■ Given request
Identify each line in the listing below that contains the string "tick" and copy those lines out in full. Case counts.

■ Given records
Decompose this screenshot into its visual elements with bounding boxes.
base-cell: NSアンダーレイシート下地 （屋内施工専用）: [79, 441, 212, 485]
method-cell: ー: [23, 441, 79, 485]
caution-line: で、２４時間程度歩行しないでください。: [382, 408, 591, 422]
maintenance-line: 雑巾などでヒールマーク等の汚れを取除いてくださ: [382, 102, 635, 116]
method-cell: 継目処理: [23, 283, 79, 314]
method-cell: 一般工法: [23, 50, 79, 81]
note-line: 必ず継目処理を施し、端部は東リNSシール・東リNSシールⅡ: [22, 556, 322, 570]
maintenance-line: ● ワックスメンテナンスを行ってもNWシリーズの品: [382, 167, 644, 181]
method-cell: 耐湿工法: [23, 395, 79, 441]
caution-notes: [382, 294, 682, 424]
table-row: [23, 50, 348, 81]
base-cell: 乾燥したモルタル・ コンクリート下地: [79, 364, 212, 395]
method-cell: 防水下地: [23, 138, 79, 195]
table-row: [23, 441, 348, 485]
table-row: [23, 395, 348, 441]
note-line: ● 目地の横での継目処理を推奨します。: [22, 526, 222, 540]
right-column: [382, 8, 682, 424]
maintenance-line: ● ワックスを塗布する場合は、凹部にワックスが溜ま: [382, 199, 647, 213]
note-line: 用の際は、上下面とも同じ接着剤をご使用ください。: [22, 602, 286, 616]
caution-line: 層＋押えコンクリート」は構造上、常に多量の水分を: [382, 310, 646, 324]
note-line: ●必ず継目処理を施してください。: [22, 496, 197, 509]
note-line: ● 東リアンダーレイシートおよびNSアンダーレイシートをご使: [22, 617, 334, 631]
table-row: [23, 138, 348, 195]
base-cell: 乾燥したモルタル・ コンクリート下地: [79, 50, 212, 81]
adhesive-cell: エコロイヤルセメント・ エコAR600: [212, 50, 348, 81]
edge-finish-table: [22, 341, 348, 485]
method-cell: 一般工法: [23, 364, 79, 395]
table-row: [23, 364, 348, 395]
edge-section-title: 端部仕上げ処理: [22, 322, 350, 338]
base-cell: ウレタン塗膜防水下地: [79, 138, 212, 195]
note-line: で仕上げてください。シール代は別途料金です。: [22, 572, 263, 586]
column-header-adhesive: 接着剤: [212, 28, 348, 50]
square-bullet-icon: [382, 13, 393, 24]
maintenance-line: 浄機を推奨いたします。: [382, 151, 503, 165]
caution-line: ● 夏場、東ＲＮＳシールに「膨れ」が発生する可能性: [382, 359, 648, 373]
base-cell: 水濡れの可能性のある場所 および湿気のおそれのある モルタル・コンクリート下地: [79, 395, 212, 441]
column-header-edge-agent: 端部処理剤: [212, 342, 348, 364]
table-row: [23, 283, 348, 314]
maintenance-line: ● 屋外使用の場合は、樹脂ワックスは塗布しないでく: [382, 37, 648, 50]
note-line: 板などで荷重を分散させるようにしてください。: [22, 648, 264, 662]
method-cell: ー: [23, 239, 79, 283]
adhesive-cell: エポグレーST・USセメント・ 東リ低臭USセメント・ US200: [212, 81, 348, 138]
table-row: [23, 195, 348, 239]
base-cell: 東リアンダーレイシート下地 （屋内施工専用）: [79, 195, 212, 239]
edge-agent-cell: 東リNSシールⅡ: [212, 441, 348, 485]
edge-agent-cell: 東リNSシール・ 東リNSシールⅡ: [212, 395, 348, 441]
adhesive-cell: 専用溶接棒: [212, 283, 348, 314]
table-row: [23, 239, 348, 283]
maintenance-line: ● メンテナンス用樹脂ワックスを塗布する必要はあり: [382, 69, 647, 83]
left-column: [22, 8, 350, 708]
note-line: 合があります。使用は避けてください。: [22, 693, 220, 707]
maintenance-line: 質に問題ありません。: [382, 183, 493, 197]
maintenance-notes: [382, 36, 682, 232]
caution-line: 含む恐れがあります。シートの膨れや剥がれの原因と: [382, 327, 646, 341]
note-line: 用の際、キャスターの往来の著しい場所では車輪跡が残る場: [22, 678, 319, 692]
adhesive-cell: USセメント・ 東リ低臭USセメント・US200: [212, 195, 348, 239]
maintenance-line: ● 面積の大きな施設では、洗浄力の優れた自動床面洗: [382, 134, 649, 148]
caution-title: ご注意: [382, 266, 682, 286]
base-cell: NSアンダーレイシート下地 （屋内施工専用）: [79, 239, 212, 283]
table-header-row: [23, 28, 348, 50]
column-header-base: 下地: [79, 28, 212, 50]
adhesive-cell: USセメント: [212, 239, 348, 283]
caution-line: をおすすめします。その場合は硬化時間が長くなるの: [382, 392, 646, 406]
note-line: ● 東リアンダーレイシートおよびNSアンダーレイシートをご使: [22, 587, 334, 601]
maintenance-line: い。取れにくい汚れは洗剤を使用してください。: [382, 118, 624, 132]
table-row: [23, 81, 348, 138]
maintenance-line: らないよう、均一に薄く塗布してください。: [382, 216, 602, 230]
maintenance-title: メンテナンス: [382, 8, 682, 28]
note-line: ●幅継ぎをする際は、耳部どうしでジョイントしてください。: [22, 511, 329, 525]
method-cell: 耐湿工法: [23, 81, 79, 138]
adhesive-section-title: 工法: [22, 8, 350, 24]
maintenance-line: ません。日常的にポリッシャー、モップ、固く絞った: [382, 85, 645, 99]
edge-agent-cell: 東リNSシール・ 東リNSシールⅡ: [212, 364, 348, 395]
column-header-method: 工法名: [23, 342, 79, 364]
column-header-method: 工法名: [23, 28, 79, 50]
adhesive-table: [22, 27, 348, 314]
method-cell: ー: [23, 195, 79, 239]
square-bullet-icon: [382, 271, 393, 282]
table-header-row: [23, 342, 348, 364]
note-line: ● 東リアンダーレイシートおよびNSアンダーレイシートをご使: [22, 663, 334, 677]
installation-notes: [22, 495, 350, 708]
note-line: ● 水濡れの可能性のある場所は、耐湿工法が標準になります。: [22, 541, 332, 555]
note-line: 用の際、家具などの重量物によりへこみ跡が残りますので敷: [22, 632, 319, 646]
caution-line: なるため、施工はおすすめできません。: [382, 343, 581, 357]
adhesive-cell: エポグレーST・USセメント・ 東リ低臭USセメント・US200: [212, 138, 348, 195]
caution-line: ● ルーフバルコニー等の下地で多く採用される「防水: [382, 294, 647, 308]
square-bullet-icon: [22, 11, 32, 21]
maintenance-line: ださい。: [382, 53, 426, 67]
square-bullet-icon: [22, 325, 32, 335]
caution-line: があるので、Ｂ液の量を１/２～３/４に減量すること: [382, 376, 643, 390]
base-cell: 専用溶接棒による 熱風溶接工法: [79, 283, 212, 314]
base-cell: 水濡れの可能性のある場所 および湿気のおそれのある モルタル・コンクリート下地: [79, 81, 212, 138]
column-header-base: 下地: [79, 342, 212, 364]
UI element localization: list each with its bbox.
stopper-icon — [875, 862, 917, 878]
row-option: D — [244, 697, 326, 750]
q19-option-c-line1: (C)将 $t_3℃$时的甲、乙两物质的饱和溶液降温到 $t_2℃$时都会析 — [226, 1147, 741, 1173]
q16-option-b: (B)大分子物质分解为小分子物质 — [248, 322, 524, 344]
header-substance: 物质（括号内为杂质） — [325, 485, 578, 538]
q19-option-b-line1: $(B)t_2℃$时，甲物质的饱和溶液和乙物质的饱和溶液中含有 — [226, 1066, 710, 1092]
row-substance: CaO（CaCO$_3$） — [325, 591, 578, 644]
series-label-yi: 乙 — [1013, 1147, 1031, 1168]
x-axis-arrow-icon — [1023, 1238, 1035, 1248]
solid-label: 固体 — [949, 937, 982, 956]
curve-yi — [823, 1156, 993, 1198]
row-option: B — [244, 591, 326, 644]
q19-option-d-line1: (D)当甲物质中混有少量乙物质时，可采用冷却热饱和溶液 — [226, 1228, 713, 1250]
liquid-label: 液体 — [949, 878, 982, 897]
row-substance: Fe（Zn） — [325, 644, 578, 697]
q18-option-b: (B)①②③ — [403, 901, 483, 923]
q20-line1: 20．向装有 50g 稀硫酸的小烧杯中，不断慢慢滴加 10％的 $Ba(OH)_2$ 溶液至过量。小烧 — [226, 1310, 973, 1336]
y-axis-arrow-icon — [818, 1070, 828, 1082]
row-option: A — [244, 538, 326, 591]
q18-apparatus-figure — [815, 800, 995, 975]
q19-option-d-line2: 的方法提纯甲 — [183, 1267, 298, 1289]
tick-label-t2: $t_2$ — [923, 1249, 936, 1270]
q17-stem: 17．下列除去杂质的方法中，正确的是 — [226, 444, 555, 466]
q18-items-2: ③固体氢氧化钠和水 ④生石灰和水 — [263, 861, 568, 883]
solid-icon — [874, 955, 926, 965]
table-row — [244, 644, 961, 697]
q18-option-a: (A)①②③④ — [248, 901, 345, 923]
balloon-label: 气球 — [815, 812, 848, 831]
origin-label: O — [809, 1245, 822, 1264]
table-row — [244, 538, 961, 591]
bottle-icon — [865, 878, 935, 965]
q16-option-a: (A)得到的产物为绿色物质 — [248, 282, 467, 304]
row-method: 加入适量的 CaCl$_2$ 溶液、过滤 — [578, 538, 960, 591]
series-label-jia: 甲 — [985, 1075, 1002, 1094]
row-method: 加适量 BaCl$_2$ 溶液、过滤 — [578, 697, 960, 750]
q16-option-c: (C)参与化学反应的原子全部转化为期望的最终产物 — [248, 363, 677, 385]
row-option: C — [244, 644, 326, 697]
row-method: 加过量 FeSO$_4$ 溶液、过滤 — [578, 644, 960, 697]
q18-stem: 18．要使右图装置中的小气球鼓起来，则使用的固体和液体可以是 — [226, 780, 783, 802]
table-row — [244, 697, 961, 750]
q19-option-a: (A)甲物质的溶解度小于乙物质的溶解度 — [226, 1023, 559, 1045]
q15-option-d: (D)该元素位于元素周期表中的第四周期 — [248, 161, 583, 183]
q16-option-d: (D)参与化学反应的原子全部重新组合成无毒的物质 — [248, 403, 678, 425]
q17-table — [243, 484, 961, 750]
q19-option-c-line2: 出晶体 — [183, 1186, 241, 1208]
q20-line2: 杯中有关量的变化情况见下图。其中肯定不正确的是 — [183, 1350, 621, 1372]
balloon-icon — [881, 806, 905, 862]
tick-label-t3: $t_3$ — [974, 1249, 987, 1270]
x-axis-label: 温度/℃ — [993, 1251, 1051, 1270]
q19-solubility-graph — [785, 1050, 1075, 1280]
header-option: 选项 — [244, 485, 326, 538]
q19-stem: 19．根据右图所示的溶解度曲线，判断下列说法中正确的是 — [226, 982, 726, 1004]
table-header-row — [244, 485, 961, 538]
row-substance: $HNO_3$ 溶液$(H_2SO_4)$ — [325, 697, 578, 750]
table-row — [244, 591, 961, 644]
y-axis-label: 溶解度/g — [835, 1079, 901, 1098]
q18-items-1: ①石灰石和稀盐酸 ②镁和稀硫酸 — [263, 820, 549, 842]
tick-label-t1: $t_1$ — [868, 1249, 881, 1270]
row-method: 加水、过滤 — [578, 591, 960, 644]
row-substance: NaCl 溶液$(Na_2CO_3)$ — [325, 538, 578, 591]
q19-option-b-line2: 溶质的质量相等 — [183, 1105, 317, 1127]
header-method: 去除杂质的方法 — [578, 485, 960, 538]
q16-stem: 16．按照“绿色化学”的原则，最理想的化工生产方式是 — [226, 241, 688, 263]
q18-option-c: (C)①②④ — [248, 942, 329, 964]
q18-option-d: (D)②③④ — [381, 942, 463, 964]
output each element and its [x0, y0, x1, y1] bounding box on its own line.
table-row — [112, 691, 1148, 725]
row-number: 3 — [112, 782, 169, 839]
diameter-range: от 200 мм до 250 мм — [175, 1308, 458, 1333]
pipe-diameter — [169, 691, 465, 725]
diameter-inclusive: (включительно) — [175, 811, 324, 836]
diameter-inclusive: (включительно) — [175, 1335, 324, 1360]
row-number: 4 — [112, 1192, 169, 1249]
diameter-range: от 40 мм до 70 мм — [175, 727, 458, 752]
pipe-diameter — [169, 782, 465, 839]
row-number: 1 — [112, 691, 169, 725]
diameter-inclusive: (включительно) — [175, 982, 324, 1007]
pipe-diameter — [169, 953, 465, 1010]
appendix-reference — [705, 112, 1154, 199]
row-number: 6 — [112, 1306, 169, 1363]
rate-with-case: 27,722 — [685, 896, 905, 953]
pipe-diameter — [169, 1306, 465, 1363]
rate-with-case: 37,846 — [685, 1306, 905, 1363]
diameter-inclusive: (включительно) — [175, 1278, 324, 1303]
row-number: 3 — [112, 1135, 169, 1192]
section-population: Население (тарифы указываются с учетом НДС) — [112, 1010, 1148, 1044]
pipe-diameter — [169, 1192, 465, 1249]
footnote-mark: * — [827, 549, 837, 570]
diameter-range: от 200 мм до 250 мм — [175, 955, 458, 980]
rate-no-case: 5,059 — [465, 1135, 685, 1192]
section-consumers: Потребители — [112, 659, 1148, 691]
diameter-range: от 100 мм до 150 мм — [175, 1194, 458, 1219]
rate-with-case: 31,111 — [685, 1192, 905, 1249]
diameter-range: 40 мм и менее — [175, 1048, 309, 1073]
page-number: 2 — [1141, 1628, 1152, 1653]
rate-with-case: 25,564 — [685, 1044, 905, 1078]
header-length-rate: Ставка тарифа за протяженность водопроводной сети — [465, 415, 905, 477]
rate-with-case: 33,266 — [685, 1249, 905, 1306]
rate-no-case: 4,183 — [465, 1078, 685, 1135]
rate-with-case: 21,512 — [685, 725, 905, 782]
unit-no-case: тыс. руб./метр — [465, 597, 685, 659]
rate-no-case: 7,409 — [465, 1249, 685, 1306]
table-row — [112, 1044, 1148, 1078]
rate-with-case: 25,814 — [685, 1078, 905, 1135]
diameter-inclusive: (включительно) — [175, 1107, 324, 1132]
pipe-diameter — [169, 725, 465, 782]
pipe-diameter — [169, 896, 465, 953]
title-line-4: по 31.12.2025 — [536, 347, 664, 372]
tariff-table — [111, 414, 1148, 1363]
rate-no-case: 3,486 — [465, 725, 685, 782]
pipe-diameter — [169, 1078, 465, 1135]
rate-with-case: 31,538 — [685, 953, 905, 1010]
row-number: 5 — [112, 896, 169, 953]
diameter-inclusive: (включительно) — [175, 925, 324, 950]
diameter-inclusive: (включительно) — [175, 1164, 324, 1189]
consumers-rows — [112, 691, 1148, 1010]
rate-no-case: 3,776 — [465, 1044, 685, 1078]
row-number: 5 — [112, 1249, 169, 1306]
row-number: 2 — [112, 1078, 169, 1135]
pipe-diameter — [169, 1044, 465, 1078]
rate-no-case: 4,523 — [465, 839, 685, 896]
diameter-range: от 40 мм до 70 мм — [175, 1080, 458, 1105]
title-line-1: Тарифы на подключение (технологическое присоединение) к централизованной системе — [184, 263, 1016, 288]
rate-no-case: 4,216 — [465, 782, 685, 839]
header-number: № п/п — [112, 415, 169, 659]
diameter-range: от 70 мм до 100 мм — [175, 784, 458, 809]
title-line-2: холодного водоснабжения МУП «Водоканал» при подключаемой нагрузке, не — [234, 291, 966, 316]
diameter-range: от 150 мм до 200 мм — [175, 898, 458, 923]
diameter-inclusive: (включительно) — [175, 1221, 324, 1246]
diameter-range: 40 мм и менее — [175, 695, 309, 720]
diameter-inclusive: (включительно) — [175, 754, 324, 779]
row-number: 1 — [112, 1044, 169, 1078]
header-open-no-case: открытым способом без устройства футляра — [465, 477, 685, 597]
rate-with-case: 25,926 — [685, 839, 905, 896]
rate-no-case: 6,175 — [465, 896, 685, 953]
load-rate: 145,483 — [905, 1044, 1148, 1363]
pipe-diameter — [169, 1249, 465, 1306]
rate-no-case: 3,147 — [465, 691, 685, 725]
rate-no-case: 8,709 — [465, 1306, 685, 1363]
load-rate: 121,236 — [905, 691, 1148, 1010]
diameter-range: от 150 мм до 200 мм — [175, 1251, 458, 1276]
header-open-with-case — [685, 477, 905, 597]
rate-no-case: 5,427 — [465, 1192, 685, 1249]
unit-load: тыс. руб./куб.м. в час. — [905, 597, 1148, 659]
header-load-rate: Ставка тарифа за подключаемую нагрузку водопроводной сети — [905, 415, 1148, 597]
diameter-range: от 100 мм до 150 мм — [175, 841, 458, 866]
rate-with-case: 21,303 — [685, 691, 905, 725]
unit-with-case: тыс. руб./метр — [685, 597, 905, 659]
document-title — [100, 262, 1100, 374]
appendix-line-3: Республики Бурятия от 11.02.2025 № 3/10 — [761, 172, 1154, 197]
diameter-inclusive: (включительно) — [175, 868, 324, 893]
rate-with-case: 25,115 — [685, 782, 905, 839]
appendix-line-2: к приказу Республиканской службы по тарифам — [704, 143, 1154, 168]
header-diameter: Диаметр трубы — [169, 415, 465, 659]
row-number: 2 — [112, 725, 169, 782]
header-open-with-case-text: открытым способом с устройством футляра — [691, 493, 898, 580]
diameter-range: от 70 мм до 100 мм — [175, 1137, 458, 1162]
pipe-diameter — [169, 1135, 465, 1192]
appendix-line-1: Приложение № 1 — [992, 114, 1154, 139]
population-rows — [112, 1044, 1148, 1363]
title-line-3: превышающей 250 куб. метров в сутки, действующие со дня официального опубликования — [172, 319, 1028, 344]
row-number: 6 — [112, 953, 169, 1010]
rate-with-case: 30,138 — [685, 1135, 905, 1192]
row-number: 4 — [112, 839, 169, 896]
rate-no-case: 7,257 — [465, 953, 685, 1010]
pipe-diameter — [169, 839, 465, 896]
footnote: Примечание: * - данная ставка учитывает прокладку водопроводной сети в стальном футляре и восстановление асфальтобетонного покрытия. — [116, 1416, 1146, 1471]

■ Answer for this exercise
tick-label-t2: $t_2$ — [923, 1249, 936, 1270]
tick-label-t3: $t_3$ — [974, 1249, 987, 1270]
tick-label-t1: $t_1$ — [868, 1249, 881, 1270]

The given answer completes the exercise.